## begin Input data
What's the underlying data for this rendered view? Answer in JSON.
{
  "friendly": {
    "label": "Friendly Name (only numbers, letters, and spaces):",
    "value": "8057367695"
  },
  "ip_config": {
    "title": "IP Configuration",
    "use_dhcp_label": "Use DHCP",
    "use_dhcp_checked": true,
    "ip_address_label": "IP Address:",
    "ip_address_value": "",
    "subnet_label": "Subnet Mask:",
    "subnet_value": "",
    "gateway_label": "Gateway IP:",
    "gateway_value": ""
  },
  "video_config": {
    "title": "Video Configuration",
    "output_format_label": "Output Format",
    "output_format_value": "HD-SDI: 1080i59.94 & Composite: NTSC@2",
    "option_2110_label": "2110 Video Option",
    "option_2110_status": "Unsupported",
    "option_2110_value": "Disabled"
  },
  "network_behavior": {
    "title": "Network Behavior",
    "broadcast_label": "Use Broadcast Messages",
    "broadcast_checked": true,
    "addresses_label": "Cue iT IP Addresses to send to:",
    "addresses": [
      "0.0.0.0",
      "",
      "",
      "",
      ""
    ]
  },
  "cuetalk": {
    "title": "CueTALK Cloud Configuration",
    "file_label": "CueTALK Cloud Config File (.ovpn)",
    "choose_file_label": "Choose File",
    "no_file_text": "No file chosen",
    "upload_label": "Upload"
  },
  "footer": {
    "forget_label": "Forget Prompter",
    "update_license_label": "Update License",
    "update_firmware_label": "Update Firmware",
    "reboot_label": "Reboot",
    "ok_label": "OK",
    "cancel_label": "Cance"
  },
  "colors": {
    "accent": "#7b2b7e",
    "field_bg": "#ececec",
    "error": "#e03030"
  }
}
## end Input data
Task details: Set down the material above again, word for word.

Solution to this exercise:
What's the underlying data for this rendered view? Answer in JSON.
{
  "friendly": {
    "label": "Friendly Name (only numbers, letters, and spaces):",
    "value": "8057367695"
  },
  "ip_config": {
    "title": "IP Configuration",
    "use_dhcp_label": "Use DHCP",
    "use_dhcp_checked": true,
    "ip_address_label": "IP Address:",
    "ip_address_value": "",
    "subnet_label": "Subnet Mask:",
    "subnet_value": "",
    "gateway_label": "Gateway IP:",
    "gateway_value": ""
  },
  "video_config": {
    "title": "Video Configuration",
    "output_format_label": "Output Format",
    "output_format_value": "HD-SDI: 1080i59.94 & Composite: NTSC@2",
    "option_2110_label": "2110 Video Option",
    "option_2110_status": "Unsupported",
    "option_2110_value": "Disabled"
  },
  "network_behavior": {
    "title": "Network Behavior",
    "broadcast_label": "Use Broadcast Messages",
    "broadcast_checked": true,
    "addresses_label": "Cue iT IP Addresses to send to:",
    "addresses": [
      "0.0.0.0",
      "",
      "",
      "",
      ""
    ]
  },
  "cuetalk": {
    "title": "CueTALK Cloud Configuration",
    "file_label": "CueTALK Cloud Config File (.ovpn)",
    "choose_file_label": "Choose File",
    "no_file_text": "No file chosen",
    "upload_label": "Upload"
  },
  "footer": {
    "forget_label": "Forget Prompter",
    "update_license_label": "Update License",
    "update_firmware_label": "Update Firmware",
    "reboot_label": "Reboot",
    "ok_label": "OK",
    "cancel_label": "Cance"
  },
  "colors": {
    "accent": "#7b2b7e",
    "field_bg": "#ececec",
    "error": "#e03030"
  }
}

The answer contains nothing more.